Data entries
....................

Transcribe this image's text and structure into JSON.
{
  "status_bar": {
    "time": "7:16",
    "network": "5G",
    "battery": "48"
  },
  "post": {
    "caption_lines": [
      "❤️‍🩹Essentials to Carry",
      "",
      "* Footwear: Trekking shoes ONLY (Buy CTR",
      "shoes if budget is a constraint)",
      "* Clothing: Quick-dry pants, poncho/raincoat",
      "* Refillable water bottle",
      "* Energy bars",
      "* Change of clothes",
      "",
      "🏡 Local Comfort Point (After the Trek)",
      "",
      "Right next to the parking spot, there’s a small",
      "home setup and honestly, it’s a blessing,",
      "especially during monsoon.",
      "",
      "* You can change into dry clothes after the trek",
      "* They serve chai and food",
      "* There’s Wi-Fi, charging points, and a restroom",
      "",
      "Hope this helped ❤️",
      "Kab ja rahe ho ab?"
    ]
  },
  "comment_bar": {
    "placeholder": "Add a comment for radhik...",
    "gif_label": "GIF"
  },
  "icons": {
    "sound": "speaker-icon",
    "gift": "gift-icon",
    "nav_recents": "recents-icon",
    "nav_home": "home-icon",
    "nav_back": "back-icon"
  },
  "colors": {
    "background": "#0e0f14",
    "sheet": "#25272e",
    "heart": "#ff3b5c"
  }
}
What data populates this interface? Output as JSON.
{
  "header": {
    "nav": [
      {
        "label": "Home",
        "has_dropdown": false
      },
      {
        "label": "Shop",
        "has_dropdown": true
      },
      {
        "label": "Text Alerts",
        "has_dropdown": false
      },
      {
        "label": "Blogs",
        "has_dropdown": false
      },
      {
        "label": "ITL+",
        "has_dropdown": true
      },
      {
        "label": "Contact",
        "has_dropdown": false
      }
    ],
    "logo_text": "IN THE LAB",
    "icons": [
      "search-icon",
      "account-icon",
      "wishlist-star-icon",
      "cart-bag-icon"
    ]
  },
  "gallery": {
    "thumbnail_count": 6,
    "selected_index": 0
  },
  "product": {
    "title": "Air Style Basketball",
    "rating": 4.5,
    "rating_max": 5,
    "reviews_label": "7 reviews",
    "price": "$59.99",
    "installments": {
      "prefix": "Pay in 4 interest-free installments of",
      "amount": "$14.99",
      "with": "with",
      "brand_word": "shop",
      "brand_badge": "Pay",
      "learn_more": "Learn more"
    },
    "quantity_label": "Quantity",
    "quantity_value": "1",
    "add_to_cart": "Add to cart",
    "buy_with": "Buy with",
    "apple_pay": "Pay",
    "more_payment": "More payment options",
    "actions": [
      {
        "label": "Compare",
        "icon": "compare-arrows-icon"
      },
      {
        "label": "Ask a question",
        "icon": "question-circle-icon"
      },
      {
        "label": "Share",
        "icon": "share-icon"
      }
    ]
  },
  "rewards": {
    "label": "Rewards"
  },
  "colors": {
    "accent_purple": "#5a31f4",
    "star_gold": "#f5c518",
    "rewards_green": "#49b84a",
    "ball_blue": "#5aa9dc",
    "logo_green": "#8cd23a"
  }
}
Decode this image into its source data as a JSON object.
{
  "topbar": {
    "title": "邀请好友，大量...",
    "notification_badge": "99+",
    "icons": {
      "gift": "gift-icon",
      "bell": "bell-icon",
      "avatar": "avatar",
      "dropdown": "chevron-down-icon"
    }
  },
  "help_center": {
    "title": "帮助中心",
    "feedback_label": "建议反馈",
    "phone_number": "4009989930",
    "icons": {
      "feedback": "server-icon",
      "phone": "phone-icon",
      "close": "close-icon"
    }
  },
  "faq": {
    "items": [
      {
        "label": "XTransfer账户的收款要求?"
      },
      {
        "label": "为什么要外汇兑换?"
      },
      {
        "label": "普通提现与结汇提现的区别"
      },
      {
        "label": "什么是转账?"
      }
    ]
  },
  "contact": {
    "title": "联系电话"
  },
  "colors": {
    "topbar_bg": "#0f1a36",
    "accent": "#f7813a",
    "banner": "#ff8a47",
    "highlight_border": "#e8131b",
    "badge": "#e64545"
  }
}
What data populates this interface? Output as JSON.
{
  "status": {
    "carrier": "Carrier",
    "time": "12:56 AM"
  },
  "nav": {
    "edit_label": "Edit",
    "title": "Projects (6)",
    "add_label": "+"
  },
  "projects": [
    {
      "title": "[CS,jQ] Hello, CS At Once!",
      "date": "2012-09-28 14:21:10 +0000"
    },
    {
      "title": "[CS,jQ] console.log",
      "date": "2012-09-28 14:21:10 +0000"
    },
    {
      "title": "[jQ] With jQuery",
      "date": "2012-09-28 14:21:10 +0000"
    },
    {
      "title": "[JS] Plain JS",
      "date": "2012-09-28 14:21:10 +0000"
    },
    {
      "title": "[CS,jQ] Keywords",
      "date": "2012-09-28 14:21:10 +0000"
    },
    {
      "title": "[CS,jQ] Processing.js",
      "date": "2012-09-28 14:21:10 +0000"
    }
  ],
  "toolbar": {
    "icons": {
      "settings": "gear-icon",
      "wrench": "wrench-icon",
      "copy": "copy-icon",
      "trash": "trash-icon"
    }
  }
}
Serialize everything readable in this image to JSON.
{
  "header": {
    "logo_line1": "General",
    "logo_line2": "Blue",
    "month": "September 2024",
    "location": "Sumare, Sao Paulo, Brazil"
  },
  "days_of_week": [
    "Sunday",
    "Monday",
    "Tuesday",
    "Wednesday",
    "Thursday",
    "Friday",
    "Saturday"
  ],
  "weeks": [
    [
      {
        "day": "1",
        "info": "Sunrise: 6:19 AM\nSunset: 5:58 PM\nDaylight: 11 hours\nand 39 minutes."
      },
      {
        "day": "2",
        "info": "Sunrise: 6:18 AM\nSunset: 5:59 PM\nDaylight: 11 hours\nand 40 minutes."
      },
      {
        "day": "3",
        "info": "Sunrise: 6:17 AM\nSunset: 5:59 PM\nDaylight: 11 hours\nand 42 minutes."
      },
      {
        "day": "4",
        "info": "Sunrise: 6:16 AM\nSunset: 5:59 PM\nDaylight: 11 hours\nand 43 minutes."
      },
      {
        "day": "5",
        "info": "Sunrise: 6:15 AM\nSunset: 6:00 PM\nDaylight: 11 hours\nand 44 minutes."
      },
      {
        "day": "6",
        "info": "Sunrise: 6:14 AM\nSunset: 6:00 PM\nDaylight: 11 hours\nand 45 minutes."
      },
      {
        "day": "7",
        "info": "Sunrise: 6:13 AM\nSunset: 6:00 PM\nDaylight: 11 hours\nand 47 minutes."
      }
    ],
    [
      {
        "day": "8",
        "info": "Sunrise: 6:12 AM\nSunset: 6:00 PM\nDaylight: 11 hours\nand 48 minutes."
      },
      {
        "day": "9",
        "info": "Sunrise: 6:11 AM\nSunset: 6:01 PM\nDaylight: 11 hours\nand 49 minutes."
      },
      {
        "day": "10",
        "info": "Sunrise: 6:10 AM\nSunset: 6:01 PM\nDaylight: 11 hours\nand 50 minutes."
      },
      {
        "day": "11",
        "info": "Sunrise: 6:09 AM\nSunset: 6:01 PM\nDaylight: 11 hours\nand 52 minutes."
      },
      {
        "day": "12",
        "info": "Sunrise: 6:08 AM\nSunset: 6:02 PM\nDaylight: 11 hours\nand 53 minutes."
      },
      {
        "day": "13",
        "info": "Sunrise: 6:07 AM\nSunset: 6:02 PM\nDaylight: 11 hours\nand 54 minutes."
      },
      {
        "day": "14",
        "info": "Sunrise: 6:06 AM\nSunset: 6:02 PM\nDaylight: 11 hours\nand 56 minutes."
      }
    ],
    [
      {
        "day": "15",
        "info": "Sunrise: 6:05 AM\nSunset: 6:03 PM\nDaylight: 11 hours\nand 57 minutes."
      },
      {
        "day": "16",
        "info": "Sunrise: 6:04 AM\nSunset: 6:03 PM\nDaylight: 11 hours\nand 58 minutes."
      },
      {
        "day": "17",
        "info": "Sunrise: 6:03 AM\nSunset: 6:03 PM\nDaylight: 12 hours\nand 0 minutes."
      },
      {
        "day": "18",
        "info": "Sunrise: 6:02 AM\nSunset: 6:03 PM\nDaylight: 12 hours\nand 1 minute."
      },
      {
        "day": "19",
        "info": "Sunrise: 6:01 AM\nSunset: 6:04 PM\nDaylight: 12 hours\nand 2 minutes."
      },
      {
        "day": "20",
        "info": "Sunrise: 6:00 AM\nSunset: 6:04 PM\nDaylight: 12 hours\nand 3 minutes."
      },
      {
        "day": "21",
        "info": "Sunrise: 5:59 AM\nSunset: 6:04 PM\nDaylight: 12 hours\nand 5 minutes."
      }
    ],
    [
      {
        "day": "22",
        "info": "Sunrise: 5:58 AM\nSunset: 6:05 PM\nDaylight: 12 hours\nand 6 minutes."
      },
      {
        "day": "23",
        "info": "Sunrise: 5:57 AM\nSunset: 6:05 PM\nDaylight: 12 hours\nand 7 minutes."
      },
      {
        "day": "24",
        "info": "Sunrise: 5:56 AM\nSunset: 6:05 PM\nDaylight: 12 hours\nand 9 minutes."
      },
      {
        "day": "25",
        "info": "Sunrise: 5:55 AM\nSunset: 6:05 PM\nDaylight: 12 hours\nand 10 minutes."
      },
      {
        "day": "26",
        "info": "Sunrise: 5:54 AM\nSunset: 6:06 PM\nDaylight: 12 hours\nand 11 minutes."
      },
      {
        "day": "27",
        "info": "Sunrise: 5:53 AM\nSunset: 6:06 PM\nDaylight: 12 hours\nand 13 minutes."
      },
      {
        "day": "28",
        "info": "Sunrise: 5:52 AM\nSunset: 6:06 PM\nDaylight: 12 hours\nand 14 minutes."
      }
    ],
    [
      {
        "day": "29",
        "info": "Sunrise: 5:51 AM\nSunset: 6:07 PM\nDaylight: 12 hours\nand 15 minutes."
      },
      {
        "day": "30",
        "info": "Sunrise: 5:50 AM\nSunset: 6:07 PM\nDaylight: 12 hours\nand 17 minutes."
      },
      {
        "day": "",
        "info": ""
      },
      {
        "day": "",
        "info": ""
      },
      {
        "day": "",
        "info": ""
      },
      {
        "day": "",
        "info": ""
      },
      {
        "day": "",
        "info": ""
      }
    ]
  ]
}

....................

Direction
Find the word "installments" in the data and copy out each line where it turns up.

Result below
    "installments": {
      "prefix": "Pay in 4 interest-free installments of",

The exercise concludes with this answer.